▼
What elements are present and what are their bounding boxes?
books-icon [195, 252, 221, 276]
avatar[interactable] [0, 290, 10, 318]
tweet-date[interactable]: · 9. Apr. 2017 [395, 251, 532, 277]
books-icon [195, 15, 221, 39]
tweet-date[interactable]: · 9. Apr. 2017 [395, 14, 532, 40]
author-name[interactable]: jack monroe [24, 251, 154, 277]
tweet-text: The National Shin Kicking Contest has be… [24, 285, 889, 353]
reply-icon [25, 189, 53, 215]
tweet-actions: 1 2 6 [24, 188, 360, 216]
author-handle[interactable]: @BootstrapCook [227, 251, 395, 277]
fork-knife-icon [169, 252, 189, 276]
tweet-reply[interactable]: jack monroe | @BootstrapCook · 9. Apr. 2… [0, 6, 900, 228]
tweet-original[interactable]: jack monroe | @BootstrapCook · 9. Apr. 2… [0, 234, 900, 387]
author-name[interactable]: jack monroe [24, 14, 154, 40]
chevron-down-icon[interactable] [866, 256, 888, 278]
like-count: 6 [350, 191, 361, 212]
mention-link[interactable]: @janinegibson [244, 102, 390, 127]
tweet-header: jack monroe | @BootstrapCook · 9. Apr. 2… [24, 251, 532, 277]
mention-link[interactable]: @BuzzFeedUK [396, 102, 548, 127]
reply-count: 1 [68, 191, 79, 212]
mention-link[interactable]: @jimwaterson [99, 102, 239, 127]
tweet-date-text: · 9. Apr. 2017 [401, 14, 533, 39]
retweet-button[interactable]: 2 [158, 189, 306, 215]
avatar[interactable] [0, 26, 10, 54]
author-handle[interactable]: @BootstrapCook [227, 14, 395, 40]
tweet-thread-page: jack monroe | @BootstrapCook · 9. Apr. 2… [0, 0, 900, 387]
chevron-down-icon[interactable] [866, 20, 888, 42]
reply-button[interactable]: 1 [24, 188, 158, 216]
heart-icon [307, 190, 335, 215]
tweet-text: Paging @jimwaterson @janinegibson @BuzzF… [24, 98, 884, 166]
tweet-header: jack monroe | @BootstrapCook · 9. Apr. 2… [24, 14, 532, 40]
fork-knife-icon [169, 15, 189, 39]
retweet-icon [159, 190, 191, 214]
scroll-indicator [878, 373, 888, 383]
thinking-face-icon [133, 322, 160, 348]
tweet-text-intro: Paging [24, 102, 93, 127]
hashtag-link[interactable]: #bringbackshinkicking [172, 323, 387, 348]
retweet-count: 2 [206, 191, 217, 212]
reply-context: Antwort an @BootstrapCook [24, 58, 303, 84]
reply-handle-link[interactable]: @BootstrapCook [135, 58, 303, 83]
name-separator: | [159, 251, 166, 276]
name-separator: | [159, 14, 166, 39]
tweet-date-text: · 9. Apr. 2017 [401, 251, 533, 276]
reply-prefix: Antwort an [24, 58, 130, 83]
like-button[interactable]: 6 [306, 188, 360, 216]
▲
Copy out every line of the material above character for character, with no changes.

What elements are present and what are their bounding boxes?
books-icon [195, 252, 221, 276]
avatar[interactable] [0, 290, 10, 318]
tweet-date[interactable]: · 9. Apr. 2017 [395, 251, 532, 277]
books-icon [195, 15, 221, 39]
tweet-date[interactable]: · 9. Apr. 2017 [395, 14, 532, 40]
author-name[interactable]: jack monroe [24, 251, 154, 277]
tweet-text: The National Shin Kicking Contest has be… [24, 285, 889, 353]
reply-icon [25, 189, 53, 215]
tweet-actions: 1 2 6 [24, 188, 360, 216]
author-handle[interactable]: @BootstrapCook [227, 251, 395, 277]
fork-knife-icon [169, 252, 189, 276]
tweet-reply[interactable]: jack monroe | @BootstrapCook · 9. Apr. 2… [0, 6, 900, 228]
tweet-original[interactable]: jack monroe | @BootstrapCook · 9. Apr. 2… [0, 234, 900, 387]
author-name[interactable]: jack monroe [24, 14, 154, 40]
chevron-down-icon[interactable] [866, 256, 888, 278]
like-count: 6 [350, 191, 361, 212]
mention-link[interactable]: @janinegibson [244, 102, 390, 127]
tweet-header: jack monroe | @BootstrapCook · 9. Apr. 2… [24, 251, 532, 277]
mention-link[interactable]: @BuzzFeedUK [396, 102, 548, 127]
reply-count: 1 [68, 191, 79, 212]
mention-link[interactable]: @jimwaterson [99, 102, 239, 127]
tweet-date-text: · 9. Apr. 2017 [401, 14, 533, 39]
retweet-button[interactable]: 2 [158, 189, 306, 215]
avatar[interactable] [0, 26, 10, 54]
author-handle[interactable]: @BootstrapCook [227, 14, 395, 40]
tweet-thread-page: jack monroe | @BootstrapCook · 9. Apr. 2… [0, 0, 900, 387]
chevron-down-icon[interactable] [866, 20, 888, 42]
reply-button[interactable]: 1 [24, 188, 158, 216]
heart-icon [307, 190, 335, 215]
tweet-text: Paging @jimwaterson @janinegibson @BuzzF… [24, 98, 884, 166]
tweet-header: jack monroe | @BootstrapCook · 9. Apr. 2… [24, 14, 532, 40]
fork-knife-icon [169, 15, 189, 39]
retweet-icon [159, 190, 191, 214]
scroll-indicator [878, 373, 888, 383]
thinking-face-icon [133, 322, 160, 348]
tweet-text-intro: Paging [24, 102, 93, 127]
hashtag-link[interactable]: #bringbackshinkicking [172, 323, 387, 348]
retweet-count: 2 [206, 191, 217, 212]
reply-context: Antwort an @BootstrapCook [24, 58, 303, 84]
reply-handle-link[interactable]: @BootstrapCook [135, 58, 303, 83]
name-separator: | [159, 251, 166, 276]
name-separator: | [159, 14, 166, 39]
tweet-date-text: · 9. Apr. 2017 [401, 251, 533, 276]
reply-prefix: Antwort an [24, 58, 130, 83]
like-button[interactable]: 6 [306, 188, 360, 216]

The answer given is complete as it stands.